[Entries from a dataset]
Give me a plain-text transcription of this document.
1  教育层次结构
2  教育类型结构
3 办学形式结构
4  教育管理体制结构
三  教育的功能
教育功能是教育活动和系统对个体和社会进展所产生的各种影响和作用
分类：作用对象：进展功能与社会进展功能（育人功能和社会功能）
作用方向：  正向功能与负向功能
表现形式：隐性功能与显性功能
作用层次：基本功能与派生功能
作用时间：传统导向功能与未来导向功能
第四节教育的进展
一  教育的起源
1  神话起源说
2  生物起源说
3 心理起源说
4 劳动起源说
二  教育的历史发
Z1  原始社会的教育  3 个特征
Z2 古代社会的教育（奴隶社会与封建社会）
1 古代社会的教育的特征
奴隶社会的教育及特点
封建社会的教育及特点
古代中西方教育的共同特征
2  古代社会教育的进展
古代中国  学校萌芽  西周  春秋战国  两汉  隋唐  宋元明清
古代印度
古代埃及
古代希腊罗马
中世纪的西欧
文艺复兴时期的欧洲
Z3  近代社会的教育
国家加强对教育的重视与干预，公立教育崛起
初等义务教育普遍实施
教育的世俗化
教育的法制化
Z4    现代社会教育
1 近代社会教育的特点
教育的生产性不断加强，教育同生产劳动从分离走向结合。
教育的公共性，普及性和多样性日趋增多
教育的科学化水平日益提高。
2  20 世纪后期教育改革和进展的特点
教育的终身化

→ Set problem
Your task is to retype all of the records exactly.

→ Answer to the problem
Give me a plain-text transcription of this document.
1  教育层次结构
2  教育类型结构
3 办学形式结构
4  教育管理体制结构
三  教育的功能
教育功能是教育活动和系统对个体和社会进展所产生的各种影响和作用
分类：作用对象：进展功能与社会进展功能（育人功能和社会功能）
作用方向：  正向功能与负向功能
表现形式：隐性功能与显性功能
作用层次：基本功能与派生功能
作用时间：传统导向功能与未来导向功能
第四节教育的进展
一  教育的起源
1  神话起源说
2  生物起源说
3 心理起源说
4 劳动起源说
二  教育的历史发
Z1  原始社会的教育  3 个特征
Z2 古代社会的教育（奴隶社会与封建社会）
1 古代社会的教育的特征
奴隶社会的教育及特点
封建社会的教育及特点
古代中西方教育的共同特征
2  古代社会教育的进展
古代中国  学校萌芽  西周  春秋战国  两汉  隋唐  宋元明清
古代印度
古代埃及
古代希腊罗马
中世纪的西欧
文艺复兴时期的欧洲
Z3  近代社会的教育
国家加强对教育的重视与干预，公立教育崛起
初等义务教育普遍实施
教育的世俗化
教育的法制化
Z4    现代社会教育
1 近代社会教育的特点
教育的生产性不断加强，教育同生产劳动从分离走向结合。
教育的公共性，普及性和多样性日趋增多
教育的科学化水平日益提高。
2  20 世纪后期教育改革和进展的特点
教育的终身化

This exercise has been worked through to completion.